§ **Objective**: Write out every line of the material as it stands, apart from the pictures.
**** Records supplied ****
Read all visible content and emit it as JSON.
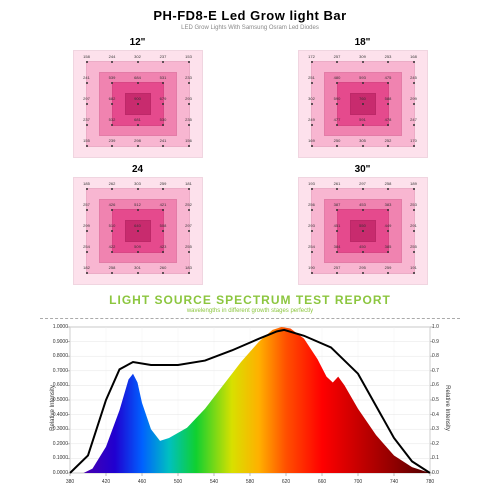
{
  "header": {
    "title": "PH-FD8-E Led Grow  light Bar",
    "subtitle": "LED Grow Lights With Samsung Osram Led Diodes",
    "title_color": "#000000",
    "subtitle_color": "#888888"
  },
  "heatmaps": {
    "grid_size": 5,
    "layer_colors": [
      "#fde1ec",
      "#f8b6d1",
      "#f083b0",
      "#e54a8d",
      "#c82b6e"
    ],
    "map_bg": "#ffffff",
    "dot_color": "#333333",
    "value_fontsize": 4,
    "panels": [
      {
        "label": "12\"",
        "values": [
          [
            158,
            244,
            302,
            237,
            153
          ],
          [
            241,
            539,
            684,
            531,
            233
          ],
          [
            297,
            682,
            900,
            679,
            293
          ],
          [
            237,
            532,
            681,
            530,
            235
          ],
          [
            155,
            239,
            298,
            241,
            156
          ]
        ]
      },
      {
        "label": "18\"",
        "values": [
          [
            172,
            257,
            309,
            253,
            168
          ],
          [
            251,
            480,
            593,
            475,
            245
          ],
          [
            302,
            590,
            760,
            588,
            299
          ],
          [
            249,
            477,
            591,
            478,
            247
          ],
          [
            169,
            250,
            305,
            252,
            170
          ]
        ]
      },
      {
        "label": "24",
        "values": [
          [
            185,
            262,
            303,
            259,
            181
          ],
          [
            257,
            426,
            512,
            421,
            252
          ],
          [
            299,
            510,
            640,
            508,
            297
          ],
          [
            254,
            422,
            509,
            423,
            255
          ],
          [
            182,
            258,
            301,
            260,
            183
          ]
        ]
      },
      {
        "label": "30\"",
        "values": [
          [
            193,
            261,
            297,
            258,
            189
          ],
          [
            256,
            387,
            453,
            383,
            253
          ],
          [
            293,
            451,
            550,
            449,
            291
          ],
          [
            254,
            384,
            450,
            385,
            255
          ],
          [
            190,
            257,
            295,
            259,
            191
          ]
        ]
      }
    ]
  },
  "spectrum": {
    "title": "LIGHT SOURCE SPECTRUM TEST REPORT",
    "title_color": "#8cc63f",
    "subtitle": "wavelengths in different growth stages perfectly",
    "subtitle_color": "#8cc63f"
  },
  "curve": {
    "type": "spectrum_line",
    "x_label": null,
    "y_label_left": "Relative Intensity",
    "y_label_right": "Relative Intensity",
    "xlim": [
      380,
      780
    ],
    "ylim_left": [
      0.0,
      1.0
    ],
    "ylim_right": [
      0.0,
      1.0
    ],
    "xtick_step": 40,
    "x_ticks": [
      380,
      420,
      460,
      500,
      540,
      580,
      620,
      660,
      700,
      740,
      780
    ],
    "y_ticks_left": [
      "0.0000",
      "0.1000",
      "0.2000",
      "0.3000",
      "0.4000",
      "0.5000",
      "0.6000",
      "0.7000",
      "0.8000",
      "0.9000",
      "1.0000"
    ],
    "y_ticks_right": [
      "0.0",
      "0.1",
      "0.2",
      "0.3",
      "0.4",
      "0.5",
      "0.6",
      "0.7",
      "0.8",
      "0.9",
      "1.0"
    ],
    "line_color": "#000000",
    "line_width": 2,
    "background_color": "#ffffff",
    "axis_color": "#aaaaaa",
    "font_size": 5,
    "spectrum_colors": [
      {
        "x": 380,
        "c": "#5a00a0"
      },
      {
        "x": 430,
        "c": "#2000d0"
      },
      {
        "x": 460,
        "c": "#0060ff"
      },
      {
        "x": 490,
        "c": "#00c0c0"
      },
      {
        "x": 520,
        "c": "#10d030"
      },
      {
        "x": 560,
        "c": "#d8e000"
      },
      {
        "x": 590,
        "c": "#ffb000"
      },
      {
        "x": 620,
        "c": "#ff5000"
      },
      {
        "x": 660,
        "c": "#ff0000"
      },
      {
        "x": 740,
        "c": "#900000"
      },
      {
        "x": 780,
        "c": "#500000"
      }
    ],
    "points": [
      {
        "x": 380,
        "y": 0.0
      },
      {
        "x": 395,
        "y": 0.0
      },
      {
        "x": 405,
        "y": 0.03
      },
      {
        "x": 420,
        "y": 0.18
      },
      {
        "x": 435,
        "y": 0.43
      },
      {
        "x": 445,
        "y": 0.64
      },
      {
        "x": 450,
        "y": 0.68
      },
      {
        "x": 455,
        "y": 0.62
      },
      {
        "x": 460,
        "y": 0.48
      },
      {
        "x": 470,
        "y": 0.3
      },
      {
        "x": 480,
        "y": 0.22
      },
      {
        "x": 490,
        "y": 0.24
      },
      {
        "x": 510,
        "y": 0.31
      },
      {
        "x": 530,
        "y": 0.44
      },
      {
        "x": 550,
        "y": 0.6
      },
      {
        "x": 570,
        "y": 0.76
      },
      {
        "x": 590,
        "y": 0.9
      },
      {
        "x": 605,
        "y": 0.98
      },
      {
        "x": 615,
        "y": 1.0
      },
      {
        "x": 625,
        "y": 0.99
      },
      {
        "x": 640,
        "y": 0.92
      },
      {
        "x": 655,
        "y": 0.78
      },
      {
        "x": 665,
        "y": 0.66
      },
      {
        "x": 672,
        "y": 0.62
      },
      {
        "x": 678,
        "y": 0.66
      },
      {
        "x": 685,
        "y": 0.6
      },
      {
        "x": 700,
        "y": 0.44
      },
      {
        "x": 720,
        "y": 0.26
      },
      {
        "x": 740,
        "y": 0.12
      },
      {
        "x": 760,
        "y": 0.04
      },
      {
        "x": 780,
        "y": 0.0
      }
    ],
    "smooth_envelope": [
      {
        "x": 380,
        "y": 0.0
      },
      {
        "x": 400,
        "y": 0.12
      },
      {
        "x": 420,
        "y": 0.5
      },
      {
        "x": 435,
        "y": 0.71
      },
      {
        "x": 450,
        "y": 0.76
      },
      {
        "x": 470,
        "y": 0.74
      },
      {
        "x": 500,
        "y": 0.74
      },
      {
        "x": 530,
        "y": 0.77
      },
      {
        "x": 560,
        "y": 0.84
      },
      {
        "x": 590,
        "y": 0.92
      },
      {
        "x": 610,
        "y": 0.97
      },
      {
        "x": 618,
        "y": 0.98
      },
      {
        "x": 640,
        "y": 0.94
      },
      {
        "x": 670,
        "y": 0.86
      },
      {
        "x": 700,
        "y": 0.68
      },
      {
        "x": 720,
        "y": 0.46
      },
      {
        "x": 740,
        "y": 0.24
      },
      {
        "x": 760,
        "y": 0.08
      },
      {
        "x": 780,
        "y": 0.0
      }
    ]
  }
}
****
§ **Result of the task**:
Read all visible content and emit it as JSON.
{
  "header": {
    "title": "PH-FD8-E Led Grow  light Bar",
    "subtitle": "LED Grow Lights With Samsung Osram Led Diodes",
    "title_color": "#000000",
    "subtitle_color": "#888888"
  },
  "heatmaps": {
    "grid_size": 5,
    "layer_colors": [
      "#fde1ec",
      "#f8b6d1",
      "#f083b0",
      "#e54a8d",
      "#c82b6e"
    ],
    "map_bg": "#ffffff",
    "dot_color": "#333333",
    "value_fontsize": 4,
    "panels": [
      {
        "label": "12\"",
        "values": [
          [
            158,
            244,
            302,
            237,
            153
          ],
          [
            241,
            539,
            684,
            531,
            233
          ],
          [
            297,
            682,
            900,
            679,
            293
          ],
          [
            237,
            532,
            681,
            530,
            235
          ],
          [
            155,
            239,
            298,
            241,
            156
          ]
        ]
      },
      {
        "label": "18\"",
        "values": [
          [
            172,
            257,
            309,
            253,
            168
          ],
          [
            251,
            480,
            593,
            475,
            245
          ],
          [
            302,
            590,
            760,
            588,
            299
          ],
          [
            249,
            477,
            591,
            478,
            247
          ],
          [
            169,
            250,
            305,
            252,
            170
          ]
        ]
      },
      {
        "label": "24",
        "values": [
          [
            185,
            262,
            303,
            259,
            181
          ],
          [
            257,
            426,
            512,
            421,
            252
          ],
          [
            299,
            510,
            640,
            508,
            297
          ],
          [
            254,
            422,
            509,
            423,
            255
          ],
          [
            182,
            258,
            301,
            260,
            183
          ]
        ]
      },
      {
        "label": "30\"",
        "values": [
          [
            193,
            261,
            297,
            258,
            189
          ],
          [
            256,
            387,
            453,
            383,
            253
          ],
          [
            293,
            451,
            550,
            449,
            291
          ],
          [
            254,
            384,
            450,
            385,
            255
          ],
          [
            190,
            257,
            295,
            259,
            191
          ]
        ]
      }
    ]
  },
  "spectrum": {
    "title": "LIGHT SOURCE SPECTRUM TEST REPORT",
    "title_color": "#8cc63f",
    "subtitle": "wavelengths in different growth stages perfectly",
    "subtitle_color": "#8cc63f"
  },
  "curve": {
    "type": "spectrum_line",
    "x_label": null,
    "y_label_left": "Relative Intensity",
    "y_label_right": "Relative Intensity",
    "xlim": [
      380,
      780
    ],
    "ylim_left": [
      0.0,
      1.0
    ],
    "ylim_right": [
      0.0,
      1.0
    ],
    "xtick_step": 40,
    "x_ticks": [
      380,
      420,
      460,
      500,
      540,
      580,
      620,
      660,
      700,
      740,
      780
    ],
    "y_ticks_left": [
      "0.0000",
      "0.1000",
      "0.2000",
      "0.3000",
      "0.4000",
      "0.5000",
      "0.6000",
      "0.7000",
      "0.8000",
      "0.9000",
      "1.0000"
    ],
    "y_ticks_right": [
      "0.0",
      "0.1",
      "0.2",
      "0.3",
      "0.4",
      "0.5",
      "0.6",
      "0.7",
      "0.8",
      "0.9",
      "1.0"
    ],
    "line_color": "#000000",
    "line_width": 2,
    "background_color": "#ffffff",
    "axis_color": "#aaaaaa",
    "font_size": 5,
    "spectrum_colors": [
      {
        "x": 380,
        "c": "#5a00a0"
      },
      {
        "x": 430,
        "c": "#2000d0"
      },
      {
        "x": 460,
        "c": "#0060ff"
      },
      {
        "x": 490,
        "c": "#00c0c0"
      },
      {
        "x": 520,
        "c": "#10d030"
      },
      {
        "x": 560,
        "c": "#d8e000"
      },
      {
        "x": 590,
        "c": "#ffb000"
      },
      {
        "x": 620,
        "c": "#ff5000"
      },
      {
        "x": 660,
        "c": "#ff0000"
      },
      {
        "x": 740,
        "c": "#900000"
      },
      {
        "x": 780,
        "c": "#500000"
      }
    ],
    "points": [
      {
        "x": 380,
        "y": 0.0
      },
      {
        "x": 395,
        "y": 0.0
      },
      {
        "x": 405,
        "y": 0.03
      },
      {
        "x": 420,
        "y": 0.18
      },
      {
        "x": 435,
        "y": 0.43
      },
      {
        "x": 445,
        "y": 0.64
      },
      {
        "x": 450,
        "y": 0.68
      },
      {
        "x": 455,
        "y": 0.62
      },
      {
        "x": 460,
        "y": 0.48
      },
      {
        "x": 470,
        "y": 0.3
      },
      {
        "x": 480,
        "y": 0.22
      },
      {
        "x": 490,
        "y": 0.24
      },
      {
        "x": 510,
        "y": 0.31
      },
      {
        "x": 530,
        "y": 0.44
      },
      {
        "x": 550,
        "y": 0.6
      },
      {
        "x": 570,
        "y": 0.76
      },
      {
        "x": 590,
        "y": 0.9
      },
      {
        "x": 605,
        "y": 0.98
      },
      {
        "x": 615,
        "y": 1.0
      },
      {
        "x": 625,
        "y": 0.99
      },
      {
        "x": 640,
        "y": 0.92
      },
      {
        "x": 655,
        "y": 0.78
      },
      {
        "x": 665,
        "y": 0.66
      },
      {
        "x": 672,
        "y": 0.62
      },
      {
        "x": 678,
        "y": 0.66
      },
      {
        "x": 685,
        "y": 0.6
      },
      {
        "x": 700,
        "y": 0.44
      },
      {
        "x": 720,
        "y": 0.26
      },
      {
        "x": 740,
        "y": 0.12
      },
      {
        "x": 760,
        "y": 0.04
      },
      {
        "x": 780,
        "y": 0.0
      }
    ],
    "smooth_envelope": [
      {
        "x": 380,
        "y": 0.0
      },
      {
        "x": 400,
        "y": 0.12
      },
      {
        "x": 420,
        "y": 0.5
      },
      {
        "x": 435,
        "y": 0.71
      },
      {
        "x": 450,
        "y": 0.76
      },
      {
        "x": 470,
        "y": 0.74
      },
      {
        "x": 500,
        "y": 0.74
      },
      {
        "x": 530,
        "y": 0.77
      },
      {
        "x": 560,
        "y": 0.84
      },
      {
        "x": 590,
        "y": 0.92
      },
      {
        "x": 610,
        "y": 0.97
      },
      {
        "x": 618,
        "y": 0.98
      },
      {
        "x": 640,
        "y": 0.94
      },
      {
        "x": 670,
        "y": 0.86
      },
      {
        "x": 700,
        "y": 0.68
      },
      {
        "x": 720,
        "y": 0.46
      },
      {
        "x": 740,
        "y": 0.24
      },
      {
        "x": 760,
        "y": 0.08
      },
      {
        "x": 780,
        "y": 0.0
      }
    ]
  }
}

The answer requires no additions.